=== Task input ===

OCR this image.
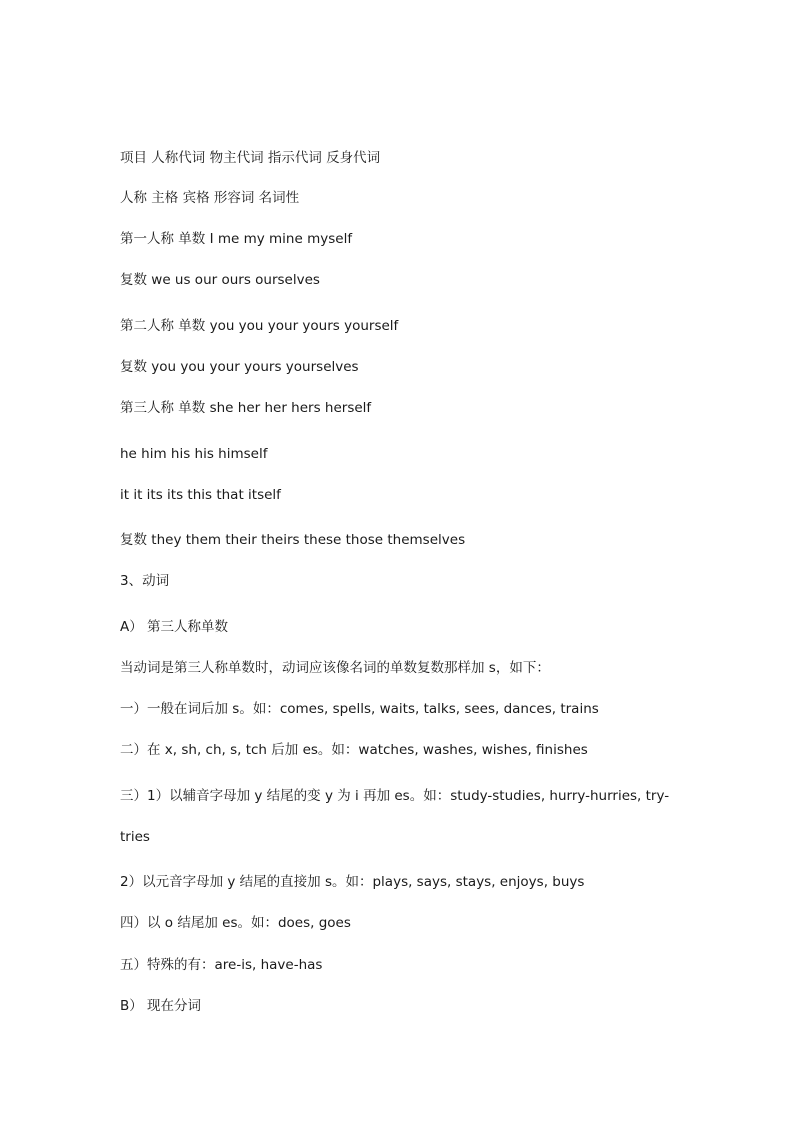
项目 人称代词 物主代词 指示代词 反身代词
人称 主格 宾格 形容词 名词性
第一人称 单数 I me my mine myself
复数 we us our ours ourselves
第二人称 单数 you you your yours yourself
复数 you you your yours yourselves
第三人称 单数 she her her hers herself
he him his his himself
it it its its this that itself
复数 they them their theirs these those themselves
3、动词
A） 第三人称单数
当动词是第三人称单数时，动词应该像名词的单数复数那样加 s，如下：
一）一般在词后加 s。如：comes, spells, waits, talks, sees, dances, trains
二）在 x, sh, ch, s, tch 后加 es。如：watches, washes, wishes, finishes
三）1）以辅音字母加 y 结尾的变 y 为 i 再加 es。如：study-studies, hurry-hurries, try-
tries
2）以元音字母加 y 结尾的直接加 s。如：plays, says, stays, enjoys, buys
四）以 o 结尾加 es。如：does, goes
五）特殊的有：are-is, have-has
B） 现在分词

===

Without the pictures, output the full listing exactly as it stands.

OCR this image.
项目 人称代词 物主代词 指示代词 反身代词
人称 主格 宾格 形容词 名词性
第一人称 单数 I me my mine myself
复数 we us our ours ourselves
第二人称 单数 you you your yours yourself
复数 you you your yours yourselves
第三人称 单数 she her her hers herself
he him his his himself
it it its its this that itself
复数 they them their theirs these those themselves
3、动词
A） 第三人称单数
当动词是第三人称单数时，动词应该像名词的单数复数那样加 s，如下：
一）一般在词后加 s。如：comes, spells, waits, talks, sees, dances, trains
二）在 x, sh, ch, s, tch 后加 es。如：watches, washes, wishes, finishes
三）1）以辅音字母加 y 结尾的变 y 为 i 再加 es。如：study-studies, hurry-hurries, try-
tries
2）以元音字母加 y 结尾的直接加 s。如：plays, says, stays, enjoys, buys
四）以 o 结尾加 es。如：does, goes
五）特殊的有：are-is, have-has
B） 现在分词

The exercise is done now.